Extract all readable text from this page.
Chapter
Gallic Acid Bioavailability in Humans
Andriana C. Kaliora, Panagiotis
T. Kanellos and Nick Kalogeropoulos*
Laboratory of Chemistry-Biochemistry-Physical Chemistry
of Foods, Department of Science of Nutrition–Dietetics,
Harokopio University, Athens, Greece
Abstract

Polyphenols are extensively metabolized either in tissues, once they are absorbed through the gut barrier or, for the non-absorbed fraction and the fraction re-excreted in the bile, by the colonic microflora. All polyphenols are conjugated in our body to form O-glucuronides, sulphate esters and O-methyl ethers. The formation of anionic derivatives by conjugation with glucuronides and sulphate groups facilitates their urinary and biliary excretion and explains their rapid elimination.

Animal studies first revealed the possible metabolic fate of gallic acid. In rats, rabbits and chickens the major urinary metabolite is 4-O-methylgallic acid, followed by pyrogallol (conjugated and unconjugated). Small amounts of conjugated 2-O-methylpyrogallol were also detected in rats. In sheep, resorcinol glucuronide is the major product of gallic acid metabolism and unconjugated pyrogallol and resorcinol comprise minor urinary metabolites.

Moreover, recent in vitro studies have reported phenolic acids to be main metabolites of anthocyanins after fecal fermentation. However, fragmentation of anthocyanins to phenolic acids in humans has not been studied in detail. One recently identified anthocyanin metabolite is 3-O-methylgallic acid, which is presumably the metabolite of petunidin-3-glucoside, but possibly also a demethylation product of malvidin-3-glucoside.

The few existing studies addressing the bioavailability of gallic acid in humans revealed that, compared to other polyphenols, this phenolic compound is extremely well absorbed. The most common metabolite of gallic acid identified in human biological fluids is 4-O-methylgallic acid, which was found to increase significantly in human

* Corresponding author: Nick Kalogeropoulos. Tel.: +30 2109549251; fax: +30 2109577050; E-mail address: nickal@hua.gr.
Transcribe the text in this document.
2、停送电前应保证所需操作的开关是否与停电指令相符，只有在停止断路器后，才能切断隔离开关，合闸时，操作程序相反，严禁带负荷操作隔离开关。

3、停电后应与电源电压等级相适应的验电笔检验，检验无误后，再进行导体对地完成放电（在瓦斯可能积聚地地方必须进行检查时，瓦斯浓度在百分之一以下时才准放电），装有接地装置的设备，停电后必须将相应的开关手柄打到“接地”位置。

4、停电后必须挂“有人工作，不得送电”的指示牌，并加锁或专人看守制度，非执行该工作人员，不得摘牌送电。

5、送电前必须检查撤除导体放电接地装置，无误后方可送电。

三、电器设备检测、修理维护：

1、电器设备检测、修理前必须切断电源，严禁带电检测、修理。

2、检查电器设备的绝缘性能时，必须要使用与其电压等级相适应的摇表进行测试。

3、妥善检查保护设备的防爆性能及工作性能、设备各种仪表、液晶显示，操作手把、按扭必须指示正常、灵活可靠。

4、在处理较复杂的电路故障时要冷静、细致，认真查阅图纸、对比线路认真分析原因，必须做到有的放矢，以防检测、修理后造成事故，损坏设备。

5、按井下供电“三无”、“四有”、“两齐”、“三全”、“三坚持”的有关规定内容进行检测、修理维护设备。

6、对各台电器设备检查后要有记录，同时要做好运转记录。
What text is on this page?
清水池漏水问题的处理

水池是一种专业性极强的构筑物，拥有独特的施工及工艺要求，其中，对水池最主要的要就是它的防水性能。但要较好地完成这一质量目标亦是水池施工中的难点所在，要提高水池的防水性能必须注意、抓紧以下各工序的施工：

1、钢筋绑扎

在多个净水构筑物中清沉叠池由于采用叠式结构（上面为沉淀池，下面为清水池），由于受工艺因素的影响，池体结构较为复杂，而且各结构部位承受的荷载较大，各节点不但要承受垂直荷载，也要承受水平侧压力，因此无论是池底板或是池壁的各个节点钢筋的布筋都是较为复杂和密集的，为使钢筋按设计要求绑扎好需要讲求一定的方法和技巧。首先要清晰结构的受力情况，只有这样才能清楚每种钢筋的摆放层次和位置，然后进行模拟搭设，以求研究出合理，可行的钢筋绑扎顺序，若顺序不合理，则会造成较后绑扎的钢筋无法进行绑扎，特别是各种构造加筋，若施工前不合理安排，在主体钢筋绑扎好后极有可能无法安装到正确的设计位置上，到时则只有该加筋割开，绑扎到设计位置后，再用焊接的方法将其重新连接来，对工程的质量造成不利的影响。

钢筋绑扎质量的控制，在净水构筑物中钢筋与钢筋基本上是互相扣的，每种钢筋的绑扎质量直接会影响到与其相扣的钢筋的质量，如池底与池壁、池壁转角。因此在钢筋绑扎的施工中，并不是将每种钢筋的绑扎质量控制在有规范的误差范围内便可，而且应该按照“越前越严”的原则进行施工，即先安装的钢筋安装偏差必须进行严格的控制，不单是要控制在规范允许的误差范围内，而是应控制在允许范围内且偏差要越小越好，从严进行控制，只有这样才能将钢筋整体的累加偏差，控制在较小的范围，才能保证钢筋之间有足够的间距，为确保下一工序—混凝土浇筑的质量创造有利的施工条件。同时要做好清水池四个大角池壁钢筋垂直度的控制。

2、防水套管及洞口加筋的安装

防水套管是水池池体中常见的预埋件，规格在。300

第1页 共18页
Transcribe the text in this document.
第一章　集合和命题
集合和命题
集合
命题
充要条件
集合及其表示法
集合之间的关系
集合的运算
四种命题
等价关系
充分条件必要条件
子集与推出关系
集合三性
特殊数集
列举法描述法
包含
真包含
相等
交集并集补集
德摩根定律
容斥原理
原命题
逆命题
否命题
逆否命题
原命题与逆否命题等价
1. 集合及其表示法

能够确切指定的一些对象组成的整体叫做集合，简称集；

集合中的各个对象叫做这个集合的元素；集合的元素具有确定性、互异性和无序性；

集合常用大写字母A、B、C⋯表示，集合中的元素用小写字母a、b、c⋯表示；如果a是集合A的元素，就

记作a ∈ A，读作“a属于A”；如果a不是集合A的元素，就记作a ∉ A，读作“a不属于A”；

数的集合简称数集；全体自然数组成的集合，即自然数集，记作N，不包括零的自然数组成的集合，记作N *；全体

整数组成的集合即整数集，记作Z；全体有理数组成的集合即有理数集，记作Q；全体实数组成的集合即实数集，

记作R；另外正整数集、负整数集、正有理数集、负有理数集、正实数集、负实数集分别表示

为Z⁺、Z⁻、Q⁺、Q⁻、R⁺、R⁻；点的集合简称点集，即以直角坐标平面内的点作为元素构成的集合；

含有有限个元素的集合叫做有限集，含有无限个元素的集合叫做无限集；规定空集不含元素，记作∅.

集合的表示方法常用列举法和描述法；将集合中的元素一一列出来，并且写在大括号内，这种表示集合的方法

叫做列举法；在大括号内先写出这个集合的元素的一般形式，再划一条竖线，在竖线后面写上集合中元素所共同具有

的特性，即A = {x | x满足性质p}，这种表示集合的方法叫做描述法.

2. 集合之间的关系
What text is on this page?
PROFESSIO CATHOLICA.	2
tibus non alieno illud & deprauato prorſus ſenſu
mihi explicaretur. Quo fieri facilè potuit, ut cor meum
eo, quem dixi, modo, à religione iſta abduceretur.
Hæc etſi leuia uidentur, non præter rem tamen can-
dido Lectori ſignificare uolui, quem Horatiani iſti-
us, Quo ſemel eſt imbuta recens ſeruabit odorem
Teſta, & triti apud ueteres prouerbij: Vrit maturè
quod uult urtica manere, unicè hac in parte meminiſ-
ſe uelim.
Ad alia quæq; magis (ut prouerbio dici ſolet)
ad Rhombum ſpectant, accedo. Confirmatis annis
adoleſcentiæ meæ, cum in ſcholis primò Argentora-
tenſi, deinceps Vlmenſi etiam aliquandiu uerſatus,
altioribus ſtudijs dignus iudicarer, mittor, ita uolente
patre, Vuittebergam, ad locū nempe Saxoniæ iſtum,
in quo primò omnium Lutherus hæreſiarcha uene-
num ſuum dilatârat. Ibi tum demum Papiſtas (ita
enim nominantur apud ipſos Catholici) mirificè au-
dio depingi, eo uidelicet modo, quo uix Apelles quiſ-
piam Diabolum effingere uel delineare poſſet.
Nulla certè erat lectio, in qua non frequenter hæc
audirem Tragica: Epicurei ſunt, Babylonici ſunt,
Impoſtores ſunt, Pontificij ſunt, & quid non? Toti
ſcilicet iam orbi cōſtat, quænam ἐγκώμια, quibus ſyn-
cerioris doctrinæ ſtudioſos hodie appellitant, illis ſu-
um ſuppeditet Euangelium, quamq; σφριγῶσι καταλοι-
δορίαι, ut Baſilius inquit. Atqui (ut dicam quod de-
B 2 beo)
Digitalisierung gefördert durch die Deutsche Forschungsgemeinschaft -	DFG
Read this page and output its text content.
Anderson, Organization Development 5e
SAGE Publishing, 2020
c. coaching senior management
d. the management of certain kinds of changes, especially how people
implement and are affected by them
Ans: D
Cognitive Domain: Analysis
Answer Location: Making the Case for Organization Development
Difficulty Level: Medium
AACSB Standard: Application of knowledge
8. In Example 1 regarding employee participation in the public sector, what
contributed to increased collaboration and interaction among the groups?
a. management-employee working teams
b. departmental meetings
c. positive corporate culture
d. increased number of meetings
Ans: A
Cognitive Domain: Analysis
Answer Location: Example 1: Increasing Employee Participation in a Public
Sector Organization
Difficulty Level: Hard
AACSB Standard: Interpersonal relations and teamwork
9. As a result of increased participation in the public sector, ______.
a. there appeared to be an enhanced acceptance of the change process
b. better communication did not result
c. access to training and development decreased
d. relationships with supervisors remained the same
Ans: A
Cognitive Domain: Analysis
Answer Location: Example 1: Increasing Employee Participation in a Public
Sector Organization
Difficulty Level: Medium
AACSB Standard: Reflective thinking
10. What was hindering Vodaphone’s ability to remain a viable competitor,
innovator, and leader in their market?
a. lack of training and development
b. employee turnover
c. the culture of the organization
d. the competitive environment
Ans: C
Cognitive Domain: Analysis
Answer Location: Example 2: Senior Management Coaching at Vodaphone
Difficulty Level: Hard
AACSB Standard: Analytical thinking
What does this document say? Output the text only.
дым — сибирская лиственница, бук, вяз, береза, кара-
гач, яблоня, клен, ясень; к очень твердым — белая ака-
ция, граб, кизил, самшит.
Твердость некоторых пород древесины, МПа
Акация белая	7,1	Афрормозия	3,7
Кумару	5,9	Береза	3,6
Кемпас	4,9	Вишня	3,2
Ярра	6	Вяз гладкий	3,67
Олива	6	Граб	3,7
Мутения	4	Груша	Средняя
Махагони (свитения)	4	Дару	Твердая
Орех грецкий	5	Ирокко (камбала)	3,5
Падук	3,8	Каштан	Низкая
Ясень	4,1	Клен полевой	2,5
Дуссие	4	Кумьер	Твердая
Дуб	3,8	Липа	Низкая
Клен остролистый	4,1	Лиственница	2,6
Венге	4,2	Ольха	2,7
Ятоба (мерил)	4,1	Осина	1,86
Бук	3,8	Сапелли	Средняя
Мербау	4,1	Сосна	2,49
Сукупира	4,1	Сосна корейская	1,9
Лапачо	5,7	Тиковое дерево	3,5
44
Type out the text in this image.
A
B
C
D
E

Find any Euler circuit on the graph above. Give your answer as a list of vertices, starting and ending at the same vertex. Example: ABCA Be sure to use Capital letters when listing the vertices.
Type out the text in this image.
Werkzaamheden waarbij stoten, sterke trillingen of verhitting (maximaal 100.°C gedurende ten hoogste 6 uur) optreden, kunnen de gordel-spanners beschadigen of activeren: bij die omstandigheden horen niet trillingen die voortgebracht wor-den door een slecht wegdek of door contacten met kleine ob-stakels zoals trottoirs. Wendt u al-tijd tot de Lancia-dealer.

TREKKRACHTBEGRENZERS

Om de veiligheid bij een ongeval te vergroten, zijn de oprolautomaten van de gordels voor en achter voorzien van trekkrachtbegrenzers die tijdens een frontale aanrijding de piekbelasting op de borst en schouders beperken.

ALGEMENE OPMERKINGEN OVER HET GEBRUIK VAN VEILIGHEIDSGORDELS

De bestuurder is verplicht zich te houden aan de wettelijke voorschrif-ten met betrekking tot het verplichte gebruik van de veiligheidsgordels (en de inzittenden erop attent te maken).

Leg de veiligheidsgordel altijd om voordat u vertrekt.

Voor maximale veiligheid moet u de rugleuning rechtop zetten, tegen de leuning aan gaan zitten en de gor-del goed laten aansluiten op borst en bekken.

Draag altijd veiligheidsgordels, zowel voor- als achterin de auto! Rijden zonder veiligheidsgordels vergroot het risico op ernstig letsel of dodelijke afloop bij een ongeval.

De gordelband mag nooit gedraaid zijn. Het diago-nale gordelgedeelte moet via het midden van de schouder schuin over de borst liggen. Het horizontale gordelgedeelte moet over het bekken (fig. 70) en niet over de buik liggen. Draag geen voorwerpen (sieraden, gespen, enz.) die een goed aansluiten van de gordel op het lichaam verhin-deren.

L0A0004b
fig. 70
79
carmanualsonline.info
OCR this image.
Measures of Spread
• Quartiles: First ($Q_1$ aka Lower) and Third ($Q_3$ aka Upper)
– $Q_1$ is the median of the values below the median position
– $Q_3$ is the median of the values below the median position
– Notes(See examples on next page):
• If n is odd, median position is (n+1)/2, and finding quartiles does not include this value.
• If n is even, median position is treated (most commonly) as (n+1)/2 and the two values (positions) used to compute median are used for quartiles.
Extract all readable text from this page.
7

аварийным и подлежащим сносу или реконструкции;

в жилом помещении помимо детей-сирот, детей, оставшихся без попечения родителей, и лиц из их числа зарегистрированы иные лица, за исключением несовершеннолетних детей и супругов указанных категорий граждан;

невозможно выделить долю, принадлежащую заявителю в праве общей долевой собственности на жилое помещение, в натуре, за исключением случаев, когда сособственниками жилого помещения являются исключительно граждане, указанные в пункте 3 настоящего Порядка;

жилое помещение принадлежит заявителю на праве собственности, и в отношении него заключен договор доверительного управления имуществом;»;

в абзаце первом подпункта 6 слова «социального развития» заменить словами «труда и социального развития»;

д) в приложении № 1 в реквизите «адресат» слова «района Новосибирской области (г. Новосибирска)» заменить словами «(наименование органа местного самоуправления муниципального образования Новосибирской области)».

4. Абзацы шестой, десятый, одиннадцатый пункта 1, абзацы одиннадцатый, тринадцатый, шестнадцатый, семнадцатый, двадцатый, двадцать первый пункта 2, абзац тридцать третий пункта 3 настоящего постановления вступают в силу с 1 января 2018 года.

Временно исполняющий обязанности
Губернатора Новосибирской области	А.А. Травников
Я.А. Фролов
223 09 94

※ ※ ※

WHAT IS REQUIRED:
Point out every line holding the string "increased" and copy it.

EXPECTED ANSWER:
contributed to increased collaboration and interaction among the groups?
d. increased number of meetings
9. As a result of increased participation in the public sector, ______.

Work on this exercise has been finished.